EXCERPT ▸
Implement KV-Cache for Autoregressive Generation

Implement key-value caching for efficient autoregressive text generation. Without KV-cache, every new token requires recomputing attention over the entire sequence. With it, you only compute attention for the new token.

Problem Statement

Implement a CachedAttention module and a generate function that:

On the first forward pass, compute K and V for all tokens and cache them
On subsequent passes, only compute Q, K, V for the new token, append K and V to the cache, and compute attention between the new Q and all cached K, V
The generate function produces tokens autoregressively using the cache

Inputs: Initial prompt token IDs, a model with cached attention layers, number of tokens to generate.

Outputs: Generated token sequence.

Key Concept

In autoregressive generation, token t attends to tokens 0..t. Without caching, generating token t recomputes all K, V vectors for tokens 0..t-1 (redundant work). KV-cache stores these vectors, reducing per-step complexity from O(t * d) to O(d) for the projection, though the attention computation itself is still O(t * d) per step.

Interactive · KV-Cache: Prefill vs. Decode Phases

┌───────────────────────────────────────────────────────────────┐
│              KV-Cache: Prefill vs. Decode                     │
│                                                               │
│  PREFILL PHASE (process prompt "The cat sat"):                │
│  ┌─────────────────────────────────────────┐                  │
│  │ tokens: [The] [cat] [sat]               │                  │
│  │    Q:    q₁    q₂    q₃    (all at once)│                  │
│  │    K:    k₁    k₂    k₃    ──▶ CACHE    │                  │
│  │    V:    v₁    v₂    v₃    ──▶ CACHE    │                  │
│  └─────────────────────────────────────────┘                  │
│                                                               │
│  DECODE STEP 1 (generate "on"):                               │
│  ┌─────────────────────────────────────────┐                  │
│  │ New token: [on]                         │                  │
│  │    Q:    q₄  (only 1 token!)            │                  │
│  │    K:    k₄  ──▶ append to cache        │                  │
│  │    V:    v₄  ──▶ append to cache        │                  │
│  │                                         │                  │
│  │ Cache now: K=[k₁,k₂,k₃,k₄]            │                  │
│  │            V=[v₁,v₂,v₃,v₄]            │                  │
│  │                                         │                  │
│  │ Attention: q₄ @ [k₁,k₂,k₃,k₄]^T      │                  │
│  └─────────────────────────────────────────┘                  │
│                                                               │
│  DECODE STEP 2 (generate "the"):                              │
│  ┌─────────────────────────────────────────┐                  │
│  │ New token: [the]                        │                  │
│  │    Q:    q₅  (only 1 token!)            │                  │
│  │    K:    k₅  ──▶ append to cache        │                  │
│  │    V:    v₅  ──▶ append to cache        │                  │
│  │                                         │                  │
│  │ Cache: K=[k₁,k₂,k₃,k₄,k₅]            │                  │
│  │        V=[v₁,v₂,v₃,v₄,v₅]            │                  │
│  └─────────────────────────────────────────┘                  │
│                                                               │
│  Without cache: step t recomputes ALL t projections  O(t*d)   │
│  With cache:    step t computes only 1 projection    O(d)     │
└───────────────────────────────────────────────────────────────┘

Interview Tip

When discussing KV-cache in interviews, be prepared to compute the memory footprint. For LLaMA-2 70B: 80 layers, 64 heads per layer (8 KV heads with GQA), d_k=128, and 4K context. KV-cache size = 2 (K and V) * 80 (layers) * 8 (KV heads) * 128 (d_k) * 4096 (seq) * 2 bytes (fp16) = ~1.3 GB per sequence. This is why batch serving is memory-bound, and techniques like paged attention (vLLM) are critical.

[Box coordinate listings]
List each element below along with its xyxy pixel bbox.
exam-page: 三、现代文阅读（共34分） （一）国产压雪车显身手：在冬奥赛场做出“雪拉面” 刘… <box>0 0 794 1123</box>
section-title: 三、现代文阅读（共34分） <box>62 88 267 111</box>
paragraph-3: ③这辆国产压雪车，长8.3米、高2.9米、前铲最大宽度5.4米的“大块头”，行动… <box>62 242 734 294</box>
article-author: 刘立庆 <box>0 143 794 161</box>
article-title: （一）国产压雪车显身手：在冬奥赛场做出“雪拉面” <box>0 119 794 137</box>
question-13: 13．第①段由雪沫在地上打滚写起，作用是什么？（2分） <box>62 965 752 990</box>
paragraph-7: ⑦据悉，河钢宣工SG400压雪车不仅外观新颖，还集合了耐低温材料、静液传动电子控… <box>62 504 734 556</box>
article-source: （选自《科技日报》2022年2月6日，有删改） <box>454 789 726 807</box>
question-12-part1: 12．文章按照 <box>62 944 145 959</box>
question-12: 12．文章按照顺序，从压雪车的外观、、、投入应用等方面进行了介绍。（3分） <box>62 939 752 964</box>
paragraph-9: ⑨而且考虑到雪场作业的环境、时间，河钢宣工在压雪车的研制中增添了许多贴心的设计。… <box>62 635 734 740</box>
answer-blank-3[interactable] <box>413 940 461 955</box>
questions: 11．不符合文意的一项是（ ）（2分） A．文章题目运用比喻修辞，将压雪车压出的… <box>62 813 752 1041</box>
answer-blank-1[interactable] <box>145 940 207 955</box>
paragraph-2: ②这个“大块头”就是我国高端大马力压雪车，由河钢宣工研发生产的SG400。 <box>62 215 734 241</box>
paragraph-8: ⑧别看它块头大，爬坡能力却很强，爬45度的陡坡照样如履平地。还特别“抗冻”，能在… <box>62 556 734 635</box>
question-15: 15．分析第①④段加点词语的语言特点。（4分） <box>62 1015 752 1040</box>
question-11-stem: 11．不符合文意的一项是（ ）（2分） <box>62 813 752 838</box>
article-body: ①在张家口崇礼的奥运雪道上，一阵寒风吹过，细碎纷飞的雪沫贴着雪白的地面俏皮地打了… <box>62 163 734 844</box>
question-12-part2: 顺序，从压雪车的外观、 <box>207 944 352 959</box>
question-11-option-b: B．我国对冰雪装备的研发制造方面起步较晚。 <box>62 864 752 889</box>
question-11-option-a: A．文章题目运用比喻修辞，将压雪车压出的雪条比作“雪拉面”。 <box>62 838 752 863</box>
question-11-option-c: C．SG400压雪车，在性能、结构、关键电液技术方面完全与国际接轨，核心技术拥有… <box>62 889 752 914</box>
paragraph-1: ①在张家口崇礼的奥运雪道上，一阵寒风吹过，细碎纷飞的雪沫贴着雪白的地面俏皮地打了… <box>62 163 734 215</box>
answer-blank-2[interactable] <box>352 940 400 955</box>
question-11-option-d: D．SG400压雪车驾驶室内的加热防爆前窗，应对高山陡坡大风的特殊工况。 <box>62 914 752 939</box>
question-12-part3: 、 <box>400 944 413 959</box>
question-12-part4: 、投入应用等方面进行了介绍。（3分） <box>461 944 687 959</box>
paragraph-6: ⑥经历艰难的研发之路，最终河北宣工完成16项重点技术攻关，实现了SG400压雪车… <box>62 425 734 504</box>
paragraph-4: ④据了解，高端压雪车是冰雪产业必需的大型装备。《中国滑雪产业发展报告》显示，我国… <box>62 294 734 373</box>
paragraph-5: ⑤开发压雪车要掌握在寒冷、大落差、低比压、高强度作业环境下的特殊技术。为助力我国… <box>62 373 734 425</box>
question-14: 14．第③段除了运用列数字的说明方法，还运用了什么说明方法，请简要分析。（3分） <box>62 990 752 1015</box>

WHAT IS ASKED ▸
1/ Quote the passage of the KV-cache page between "Interview Tip" and "(vLLM) are critical.", inclusive.
2/ What KV-cache size per sequence does the KV-cache page calculate for LLaMA-2 70B with a 4K context?
3/ Continue the KV-cache page from its final sentence.
These lines have no connection to the KV-cache page.

THE RESULTS ▸
1/
Interview Tip

When discussing KV-cache in interviews, be prepared to compute the memory footprint. For LLaMA-2 70B: 80 layers, 64 heads per layer (8 KV heads with GQA), d_k=128, and 4K context. KV-cache size = 2 (K and V) * 80 (layers) * 8 (KV heads) * 128 (d_k) * 4096 (seq) * 2 bytes (fp16) = ~1.3 GB per sequence. This is why batch serving is memory-bound, and techniques like paged attention (vLLM) are critical.

2/ Approximately 1.3 GB per sequence.

3/
Hints

Info

Add a cache attribute to store past K and V tensors: a tuple (cached_K, cached_V).
During prefill (first pass): compute Q, K, V for all positions, store K and V in cache.
During generation (subsequent passes): compute Q, K, V for only the new token, concatenate K and V with the cache, then compute attention.
The attention mask is not needed during cached generation because we naturally only see past tokens.
Reset the cache between sequences.

Solution

import torch
import torch.nn as nn
import torch.nn.functional as F
import math
from typing import Optional, Tuple, List


class CachedMultiHeadAttention(nn.Module):
    """Multi-head attention with KV-cache support."""

    def __init__(self, d_model: int, num_heads: int) -> None:
        super().__init__()
        self.num_heads = num_heads
        self.d_k = d_model // num_heads
        self.W_q = nn.Linear(d_model, d_model, bias=False)
        self.W_k = nn.Linear(d_model, d_model, bias=False)
        self.W_v = nn.Linear(d_model, d_model, bias=False)
        self.W_o = nn.Linear(d_model, d_model, bias=False)
        self.cache_k: Optional[torch.Tensor] = None
        self.cache_v: Optional[torch.Tensor] = None

    def reset_cache(self) -> None:
        self.cache_k = None
        self.cache_v = None

    def forward(self, x: torch.Tensor, use_cache: bool = False) -> torch.Tensor:
        B, T, C = x.shape
        H, d_k = self.num_heads, self.d_k

        Q = self.W_q(x).view(B, T, H, d_k).transpose(1, 2)  # (B, H, T, d_k)
        K = self.W_k(x).view(B, T, H, d_k).transpose(1, 2)
        V = self.W_v(x).view(B, T, H, d_k).transpose(1, 2)

        if use_cache:
            if self.cache_k is not None:
                # Append new K, V to existing cache
                K = torch.cat([self.cache_k, K], dim=2)  # (B, H, T_cached+T, d_k)
                V = torch.cat([self.cache_v, V], dim=2)
            # Update cache
            self.cache_k = K.detach()
            self.cache_v = V.detach()

        # Attention: Q attends to all K (including cached)
        scores = (Q @ K.transpose(-2, -1)) / math.sqrt(d_k)

        # Causal mask only needed during prefill (T > 1)
        if T > 1:
            seq_len_k = K.size(2)
            # Build causal mask: Q positions can attend to K positions <= their own
            q_positions = torch.arange(seq_len_k - T, seq_len_k, device=x.device)
            k_positions = torch.arange(seq_len_k, device=x.device)
            mask = q_positions.unsqueeze(1) < k_positions.unsqueeze(0)  # (T, seq_len_k)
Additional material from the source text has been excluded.